What the task asks: Output all the entries word for word. Omit the pictures.

Input:
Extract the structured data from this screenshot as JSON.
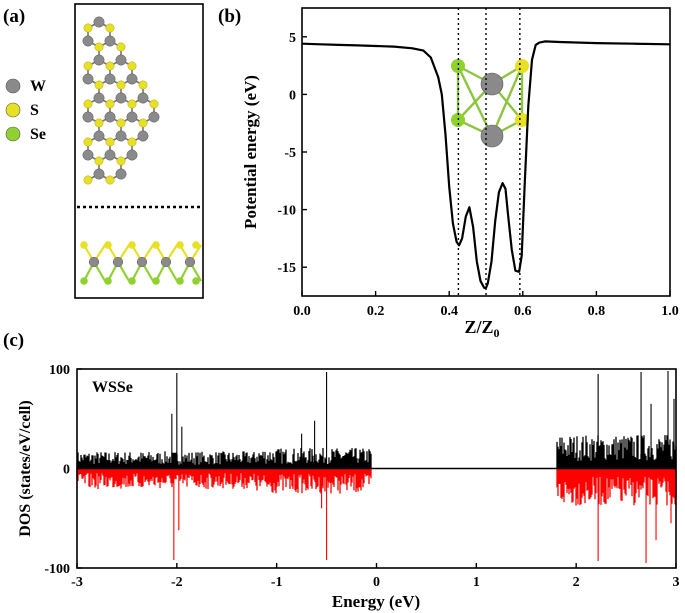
{
  "panels": {
    "a": {
      "label": "(a)",
      "legend": [
        {
          "symbol": "W",
          "color": "#8a8a8a"
        },
        {
          "symbol": "S",
          "color": "#e8e022"
        },
        {
          "symbol": "Se",
          "color": "#8fd12e"
        }
      ]
    },
    "b": {
      "label": "(b)"
    },
    "c": {
      "label": "(c)"
    }
  },
  "chart_data": [
    {
      "type": "line",
      "panel": "b",
      "xlabel": "Z/Z",
      "xlabel_sub": "0",
      "ylabel": "Potential energy (eV)",
      "xlim": [
        0.0,
        1.0
      ],
      "ylim": [
        -17.5,
        7.5
      ],
      "xticks": [
        "0.0",
        "0.2",
        "0.4",
        "0.6",
        "0.8",
        "1.0"
      ],
      "yticks": [
        "5",
        "0",
        "-5",
        "-10",
        "-15"
      ],
      "xtick_values": [
        0.0,
        0.2,
        0.4,
        0.6,
        0.8,
        1.0
      ],
      "ytick_values": [
        5,
        0,
        -5,
        -10,
        -15
      ],
      "vlines": [
        0.425,
        0.5,
        0.592
      ],
      "series": [
        {
          "color": "#000000",
          "x": [
            0.0,
            0.05,
            0.1,
            0.15,
            0.2,
            0.25,
            0.3,
            0.33,
            0.35,
            0.37,
            0.38,
            0.39,
            0.4,
            0.41,
            0.42,
            0.427,
            0.435,
            0.445,
            0.455,
            0.465,
            0.475,
            0.485,
            0.495,
            0.5,
            0.505,
            0.515,
            0.525,
            0.535,
            0.545,
            0.553,
            0.56,
            0.57,
            0.58,
            0.59,
            0.597,
            0.605,
            0.615,
            0.625,
            0.635,
            0.645,
            0.66,
            0.7,
            0.8,
            0.9,
            1.0
          ],
          "y": [
            4.4,
            4.35,
            4.3,
            4.25,
            4.2,
            4.15,
            4.0,
            3.8,
            3.2,
            1.5,
            0.0,
            -3.5,
            -8.0,
            -11.2,
            -12.8,
            -13.1,
            -12.5,
            -10.6,
            -9.8,
            -11.5,
            -14.5,
            -16.2,
            -16.8,
            -16.8,
            -16.4,
            -14.5,
            -11.0,
            -8.5,
            -7.7,
            -8.2,
            -10.5,
            -13.5,
            -15.3,
            -15.4,
            -14.0,
            -8.0,
            -1.0,
            3.0,
            4.3,
            4.5,
            4.6,
            4.55,
            4.45,
            4.4,
            4.35
          ]
        }
      ]
    },
    {
      "type": "area",
      "panel": "c",
      "annotation": "WSSe",
      "xlabel": "Energy (eV)",
      "ylabel": "DOS (states/eV/cell)",
      "xlim": [
        -3,
        3
      ],
      "ylim": [
        -100,
        100
      ],
      "xticks": [
        "-3",
        "-2",
        "-1",
        "0",
        "1",
        "2",
        "3"
      ],
      "yticks": [
        "100",
        "0",
        "-100"
      ],
      "xtick_values": [
        -3,
        -2,
        -1,
        0,
        1,
        2,
        3
      ],
      "ytick_values": [
        100,
        0,
        -100
      ],
      "series": [
        {
          "spin": "up",
          "color": "#000000",
          "bands": [
            [
              -3.0,
              -1.2,
              15
            ],
            [
              -1.2,
              -0.05,
              18
            ],
            [
              1.8,
              3.0,
              30
            ]
          ],
          "peaks": [
            [
              -2.0,
              96
            ],
            [
              -2.05,
              55
            ],
            [
              -1.95,
              42
            ],
            [
              -0.5,
              97
            ],
            [
              -0.62,
              48
            ],
            [
              -0.75,
              35
            ],
            [
              2.22,
              95
            ],
            [
              2.65,
              97
            ],
            [
              2.75,
              65
            ],
            [
              2.92,
              98
            ],
            [
              2.98,
              70
            ]
          ]
        },
        {
          "spin": "down",
          "color": "#ff0000",
          "bands": [
            [
              -3.0,
              -1.2,
              18
            ],
            [
              -1.2,
              -0.05,
              22
            ],
            [
              1.8,
              3.0,
              33
            ]
          ],
          "peaks": [
            [
              -2.03,
              92
            ],
            [
              -1.98,
              62
            ],
            [
              -0.5,
              92
            ],
            [
              -0.55,
              40
            ],
            [
              2.22,
              93
            ],
            [
              2.7,
              95
            ],
            [
              2.8,
              72
            ],
            [
              2.95,
              55
            ]
          ]
        }
      ]
    }
  ]
}
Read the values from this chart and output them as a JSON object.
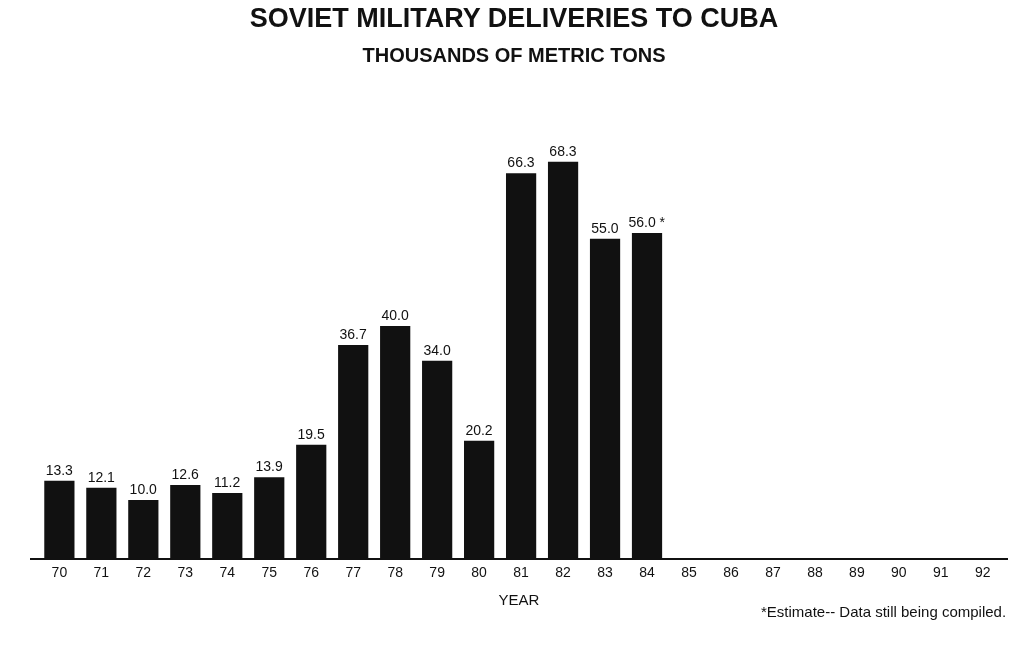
{
  "chart_data": {
    "type": "bar",
    "title": "SOVIET MILITARY DELIVERIES TO CUBA",
    "subtitle": "THOUSANDS OF METRIC TONS",
    "xlabel": "YEAR",
    "categories": [
      "70",
      "71",
      "72",
      "73",
      "74",
      "75",
      "76",
      "77",
      "78",
      "79",
      "80",
      "81",
      "82",
      "83",
      "84",
      "85",
      "86",
      "87",
      "88",
      "89",
      "90",
      "91",
      "92"
    ],
    "values": [
      13.3,
      12.1,
      10.0,
      12.6,
      11.2,
      13.9,
      19.5,
      36.7,
      40.0,
      34.0,
      20.2,
      66.3,
      68.3,
      55.0,
      56.0,
      null,
      null,
      null,
      null,
      null,
      null,
      null,
      null
    ],
    "value_labels": [
      "13.3",
      "12.1",
      "10.0",
      "12.6",
      "11.2",
      "13.9",
      "19.5",
      "36.7",
      "40.0",
      "34.0",
      "20.2",
      "66.3",
      "68.3",
      "55.0",
      "56.0 *",
      null,
      null,
      null,
      null,
      null,
      null,
      null,
      null
    ],
    "color": "#111111",
    "annotations": [
      "*Estimate-- Data still being compiled."
    ],
    "grid": false,
    "legend": false
  }
}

The reply:
Extract the structured data from this screenshot as JSON.
{
  "panels": {
    "a": {
      "label": "(a)",
      "legend": [
        {
          "symbol": "W",
          "color": "#8a8a8a"
        },
        {
          "symbol": "S",
          "color": "#e8e022"
        },
        {
          "symbol": "Se",
          "color": "#8fd12e"
        }
      ]
    },
    "b": {
      "label": "(b)"
    },
    "c": {
      "label": "(c)"
    }
  },
  "chart_data": [
    {
      "type": "line",
      "panel": "b",
      "xlabel": "Z/Z",
      "xlabel_sub": "0",
      "ylabel": "Potential energy (eV)",
      "xlim": [
        0.0,
        1.0
      ],
      "ylim": [
        -17.5,
        7.5
      ],
      "xticks": [
        "0.0",
        "0.2",
        "0.4",
        "0.6",
        "0.8",
        "1.0"
      ],
      "yticks": [
        "5",
        "0",
        "-5",
        "-10",
        "-15"
      ],
      "xtick_values": [
        0.0,
        0.2,
        0.4,
        0.6,
        0.8,
        1.0
      ],
      "ytick_values": [
        5,
        0,
        -5,
        -10,
        -15
      ],
      "vlines": [
        0.425,
        0.5,
        0.592
      ],
      "series": [
        {
          "color": "#000000",
          "x": [
            0.0,
            0.05,
            0.1,
            0.15,
            0.2,
            0.25,
            0.3,
            0.33,
            0.35,
            0.37,
            0.38,
            0.39,
            0.4,
            0.41,
            0.42,
            0.427,
            0.435,
            0.445,
            0.455,
            0.465,
            0.475,
            0.485,
            0.495,
            0.5,
            0.505,
            0.515,
            0.525,
            0.535,
            0.545,
            0.553,
            0.56,
            0.57,
            0.58,
            0.59,
            0.597,
            0.605,
            0.615,
            0.625,
            0.635,
            0.645,
            0.66,
            0.7,
            0.8,
            0.9,
            1.0
          ],
          "y": [
            4.4,
            4.35,
            4.3,
            4.25,
            4.2,
            4.15,
            4.0,
            3.8,
            3.2,
            1.5,
            0.0,
            -3.5,
            -8.0,
            -11.2,
            -12.8,
            -13.1,
            -12.5,
            -10.6,
            -9.8,
            -11.5,
            -14.5,
            -16.2,
            -16.8,
            -16.8,
            -16.4,
            -14.5,
            -11.0,
            -8.5,
            -7.7,
            -8.2,
            -10.5,
            -13.5,
            -15.3,
            -15.4,
            -14.0,
            -8.0,
            -1.0,
            3.0,
            4.3,
            4.5,
            4.6,
            4.55,
            4.45,
            4.4,
            4.35
          ]
        }
      ]
    },
    {
      "type": "area",
      "panel": "c",
      "annotation": "WSSe",
      "xlabel": "Energy (eV)",
      "ylabel": "DOS (states/eV/cell)",
      "xlim": [
        -3,
        3
      ],
      "ylim": [
        -100,
        100
      ],
      "xticks": [
        "-3",
        "-2",
        "-1",
        "0",
        "1",
        "2",
        "3"
      ],
      "yticks": [
        "100",
        "0",
        "-100"
      ],
      "xtick_values": [
        -3,
        -2,
        -1,
        0,
        1,
        2,
        3
      ],
      "ytick_values": [
        100,
        0,
        -100
      ],
      "series": [
        {
          "spin": "up",
          "color": "#000000",
          "bands": [
            [
              -3.0,
              -1.2,
              15
            ],
            [
              -1.2,
              -0.05,
              18
            ],
            [
              1.8,
              3.0,
              30
            ]
          ],
          "peaks": [
            [
              -2.0,
              96
            ],
            [
              -2.05,
              55
            ],
            [
              -1.95,
              42
            ],
            [
              -0.5,
              97
            ],
            [
              -0.62,
              48
            ],
            [
              -0.75,
              35
            ],
            [
              2.22,
              95
            ],
            [
              2.65,
              97
            ],
            [
              2.75,
              65
            ],
            [
              2.92,
              98
            ],
            [
              2.98,
              70
            ]
          ]
        },
        {
          "spin": "down",
          "color": "#ff0000",
          "bands": [
            [
              -3.0,
              -1.2,
              18
            ],
            [
              -1.2,
              -0.05,
              22
            ],
            [
              1.8,
              3.0,
              33
            ]
          ],
          "peaks": [
            [
              -2.03,
              92
            ],
            [
              -1.98,
              62
            ],
            [
              -0.5,
              92
            ],
            [
              -0.55,
              40
            ],
            [
              2.22,
              93
            ],
            [
              2.7,
              95
            ],
            [
              2.8,
              72
            ],
            [
              2.95,
              55
            ]
          ]
        }
      ]
    }
  ]
}
Read the values from this chart and output them as a JSON object.
{
  "chart_data": {
    "type": "bar",
    "title": "SOVIET MILITARY DELIVERIES TO CUBA",
    "subtitle": "THOUSANDS OF METRIC TONS",
    "xlabel": "YEAR",
    "categories": [
      "70",
      "71",
      "72",
      "73",
      "74",
      "75",
      "76",
      "77",
      "78",
      "79",
      "80",
      "81",
      "82",
      "83",
      "84",
      "85",
      "86",
      "87",
      "88",
      "89",
      "90",
      "91",
      "92"
    ],
    "values": [
      13.3,
      12.1,
      10.0,
      12.6,
      11.2,
      13.9,
      19.5,
      36.7,
      40.0,
      34.0,
      20.2,
      66.3,
      68.3,
      55.0,
      56.0,
      null,
      null,
      null,
      null,
      null,
      null,
      null,
      null
    ],
    "value_labels": [
      "13.3",
      "12.1",
      "10.0",
      "12.6",
      "11.2",
      "13.9",
      "19.5",
      "36.7",
      "40.0",
      "34.0",
      "20.2",
      "66.3",
      "68.3",
      "55.0",
      "56.0 *",
      null,
      null,
      null,
      null,
      null,
      null,
      null,
      null
    ],
    "color": "#111111",
    "annotations": [
      "*Estimate-- Data still being compiled."
    ],
    "grid": false,
    "legend": false
  }
}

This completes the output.